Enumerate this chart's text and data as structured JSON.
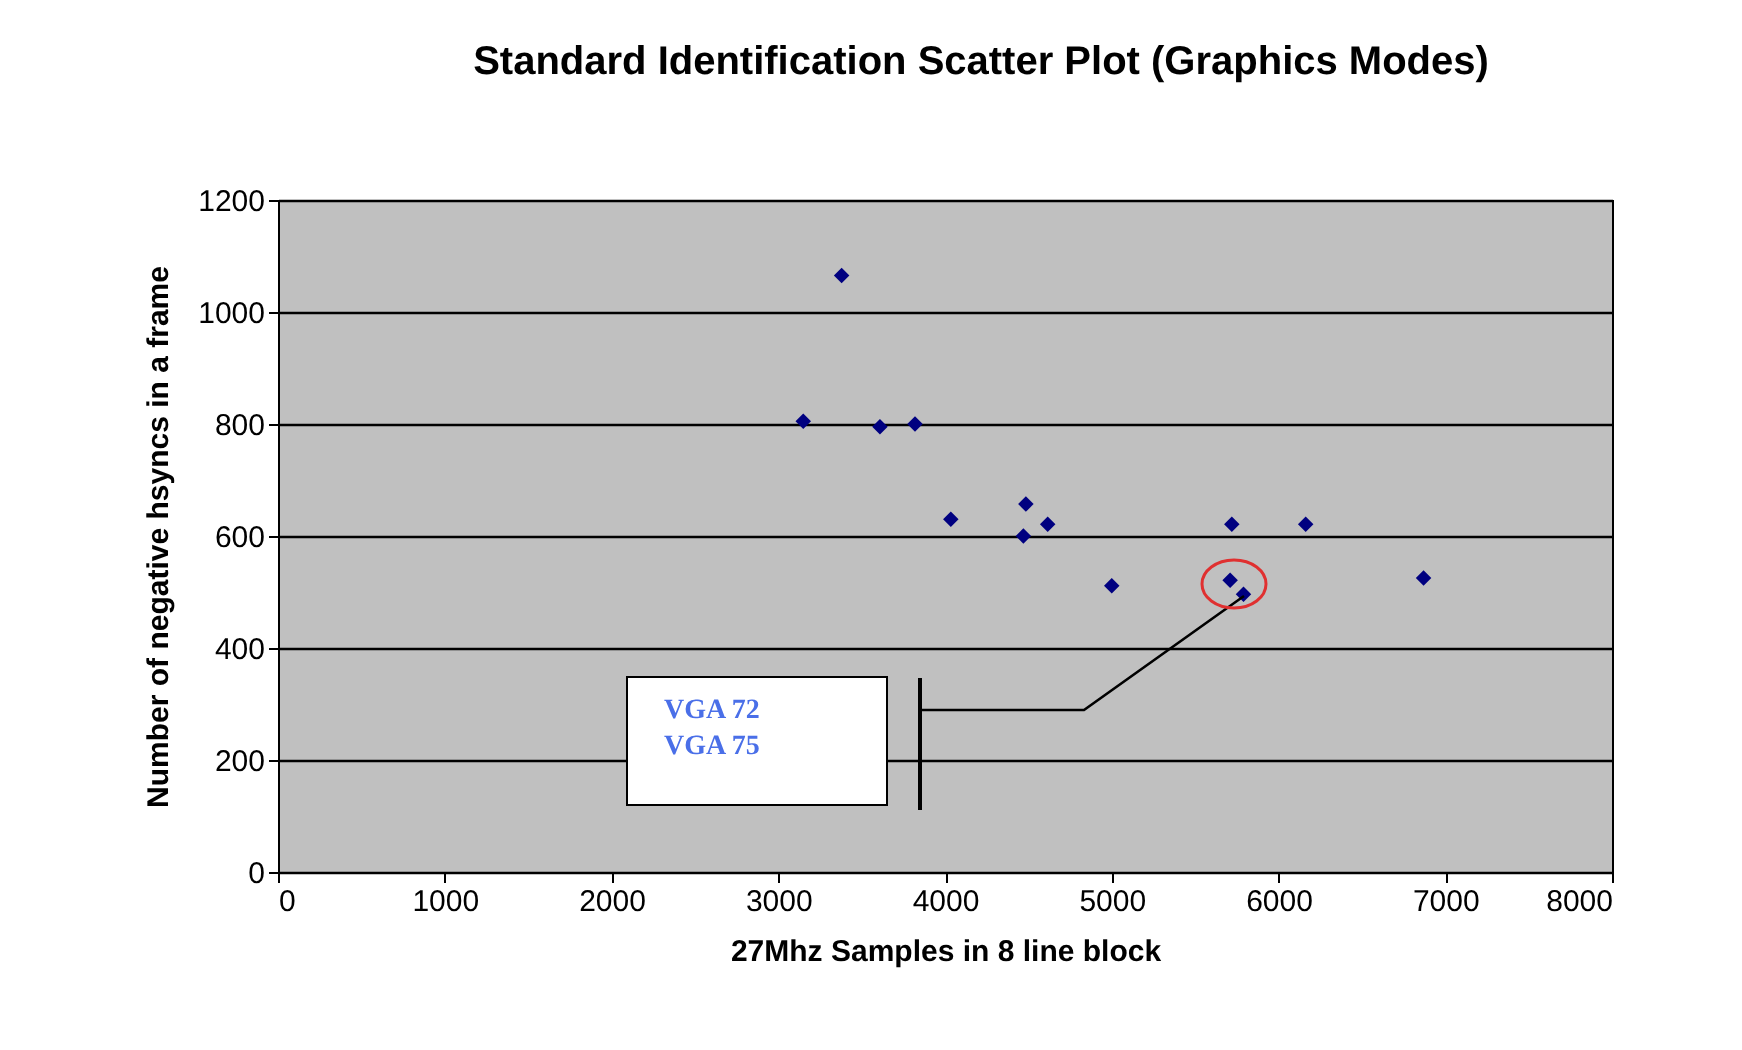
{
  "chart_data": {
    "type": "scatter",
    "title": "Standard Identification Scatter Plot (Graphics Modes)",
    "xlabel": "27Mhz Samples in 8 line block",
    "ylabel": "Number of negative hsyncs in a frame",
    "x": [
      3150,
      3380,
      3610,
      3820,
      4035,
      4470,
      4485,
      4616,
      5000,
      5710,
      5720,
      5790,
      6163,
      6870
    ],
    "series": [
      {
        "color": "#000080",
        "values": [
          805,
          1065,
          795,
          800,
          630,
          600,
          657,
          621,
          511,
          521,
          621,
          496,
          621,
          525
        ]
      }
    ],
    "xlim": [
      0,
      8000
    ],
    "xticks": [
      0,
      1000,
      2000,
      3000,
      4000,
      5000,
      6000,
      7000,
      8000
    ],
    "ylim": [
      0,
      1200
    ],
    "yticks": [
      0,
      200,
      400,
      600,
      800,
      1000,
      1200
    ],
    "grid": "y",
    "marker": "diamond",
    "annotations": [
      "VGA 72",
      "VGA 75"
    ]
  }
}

■ ■ ■ ■

Task instructions -
Restate the whole of the material word for word without the pictures.

Written reply -
Enumerate this chart's text and data as structured JSON.
{
  "chart_data": {
    "type": "scatter",
    "title": "Standard Identification Scatter Plot (Graphics Modes)",
    "xlabel": "27Mhz Samples in 8 line block",
    "ylabel": "Number of negative hsyncs in a frame",
    "x": [
      3150,
      3380,
      3610,
      3820,
      4035,
      4470,
      4485,
      4616,
      5000,
      5710,
      5720,
      5790,
      6163,
      6870
    ],
    "series": [
      {
        "color": "#000080",
        "values": [
          805,
          1065,
          795,
          800,
          630,
          600,
          657,
          621,
          511,
          521,
          621,
          496,
          621,
          525
        ]
      }
    ],
    "xlim": [
      0,
      8000
    ],
    "xticks": [
      0,
      1000,
      2000,
      3000,
      4000,
      5000,
      6000,
      7000,
      8000
    ],
    "ylim": [
      0,
      1200
    ],
    "yticks": [
      0,
      200,
      400,
      600,
      800,
      1000,
      1200
    ],
    "grid": "y",
    "marker": "diamond",
    "annotations": [
      "VGA 72",
      "VGA 75"
    ]
  }
}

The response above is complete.